┌────────

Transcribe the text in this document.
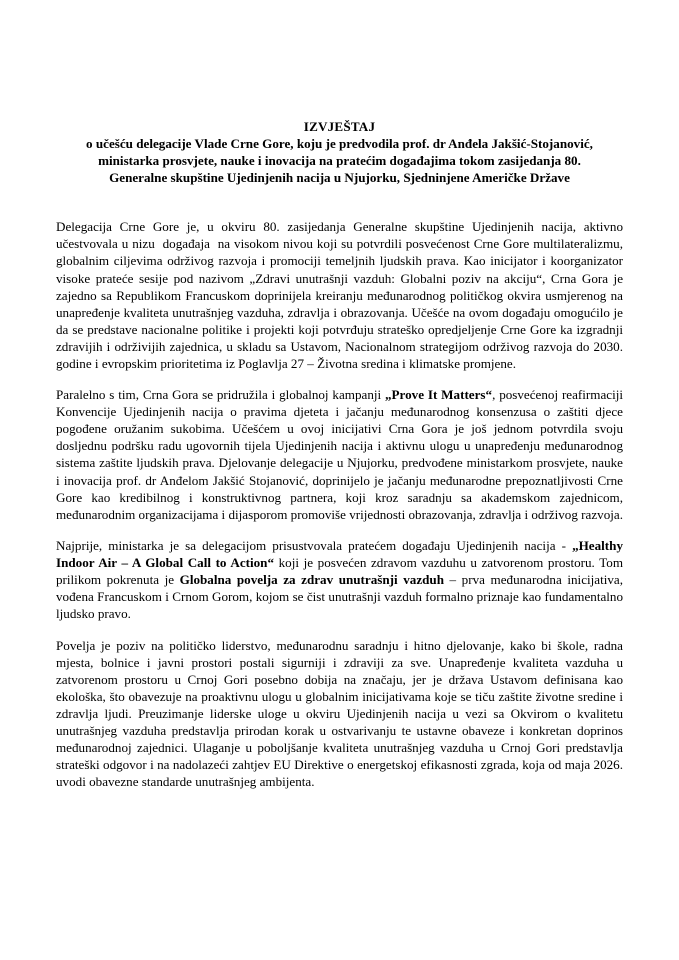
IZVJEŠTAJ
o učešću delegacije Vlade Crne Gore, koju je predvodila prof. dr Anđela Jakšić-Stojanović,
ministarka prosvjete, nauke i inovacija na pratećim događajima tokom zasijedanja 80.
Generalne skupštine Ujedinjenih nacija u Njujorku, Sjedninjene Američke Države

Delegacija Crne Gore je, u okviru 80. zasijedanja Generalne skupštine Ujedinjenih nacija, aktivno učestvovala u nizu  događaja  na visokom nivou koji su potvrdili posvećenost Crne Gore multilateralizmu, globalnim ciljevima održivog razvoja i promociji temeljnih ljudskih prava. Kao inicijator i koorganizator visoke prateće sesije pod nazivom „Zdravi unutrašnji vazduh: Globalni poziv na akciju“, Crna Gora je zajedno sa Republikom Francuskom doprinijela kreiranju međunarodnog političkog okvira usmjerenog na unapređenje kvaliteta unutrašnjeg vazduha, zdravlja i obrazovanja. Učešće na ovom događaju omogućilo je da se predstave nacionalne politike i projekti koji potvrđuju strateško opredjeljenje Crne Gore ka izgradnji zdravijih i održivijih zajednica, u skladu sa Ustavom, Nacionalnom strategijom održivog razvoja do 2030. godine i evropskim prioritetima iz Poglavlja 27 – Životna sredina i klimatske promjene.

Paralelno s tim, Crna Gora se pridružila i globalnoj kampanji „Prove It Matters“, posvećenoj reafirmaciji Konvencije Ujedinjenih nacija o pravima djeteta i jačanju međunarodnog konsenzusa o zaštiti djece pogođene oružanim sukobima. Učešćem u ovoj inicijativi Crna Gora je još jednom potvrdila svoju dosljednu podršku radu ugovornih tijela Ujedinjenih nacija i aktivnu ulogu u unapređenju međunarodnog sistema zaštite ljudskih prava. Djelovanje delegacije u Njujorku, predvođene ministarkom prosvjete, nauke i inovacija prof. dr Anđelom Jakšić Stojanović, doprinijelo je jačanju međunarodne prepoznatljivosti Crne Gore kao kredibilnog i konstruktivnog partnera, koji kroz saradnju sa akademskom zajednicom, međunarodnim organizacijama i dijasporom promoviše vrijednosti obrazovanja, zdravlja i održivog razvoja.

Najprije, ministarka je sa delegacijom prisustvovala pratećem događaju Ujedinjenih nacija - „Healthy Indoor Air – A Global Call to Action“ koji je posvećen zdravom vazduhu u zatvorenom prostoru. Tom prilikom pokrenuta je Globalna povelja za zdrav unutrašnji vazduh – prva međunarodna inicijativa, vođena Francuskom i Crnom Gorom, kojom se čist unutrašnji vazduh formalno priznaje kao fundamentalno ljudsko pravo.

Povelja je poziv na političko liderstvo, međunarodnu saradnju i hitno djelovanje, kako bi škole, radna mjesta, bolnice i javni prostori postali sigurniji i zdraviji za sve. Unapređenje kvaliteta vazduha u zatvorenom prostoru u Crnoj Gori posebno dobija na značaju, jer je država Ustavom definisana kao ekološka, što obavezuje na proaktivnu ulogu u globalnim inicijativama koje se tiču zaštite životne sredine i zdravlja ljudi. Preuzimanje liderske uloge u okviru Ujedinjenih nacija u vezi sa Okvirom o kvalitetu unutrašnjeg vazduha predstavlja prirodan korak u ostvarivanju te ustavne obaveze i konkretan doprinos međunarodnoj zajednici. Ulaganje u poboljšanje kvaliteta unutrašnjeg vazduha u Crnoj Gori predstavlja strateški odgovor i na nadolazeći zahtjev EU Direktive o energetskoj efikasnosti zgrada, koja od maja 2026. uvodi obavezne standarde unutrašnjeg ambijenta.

└────────

### STATED EXERCISE
Locate each line with the word "ministarka" and copy it.

### EXPECTED ANSWER
ministarka prosvjete, nauke i inovacija na pratećim događajima tokom zasijedanja 80.
Najprije, ministarka je sa delegacijom prisustvovala pratećem događaju Ujedinjenih nacija - „Healthy Indoor Air – A Global Call to Action“ koji je posvećen zdravom vazduhu u zatvorenom prostoru. Tom prilikom pokrenuta je Globalna povelja za zdrav unutrašnji vazduh – prva međunarodna inicijativa, vođena Francuskom i Crnom Gorom, kojom se čist unutrašnji vazduh formalno priznaje kao fundamentalno ljudsko pravo.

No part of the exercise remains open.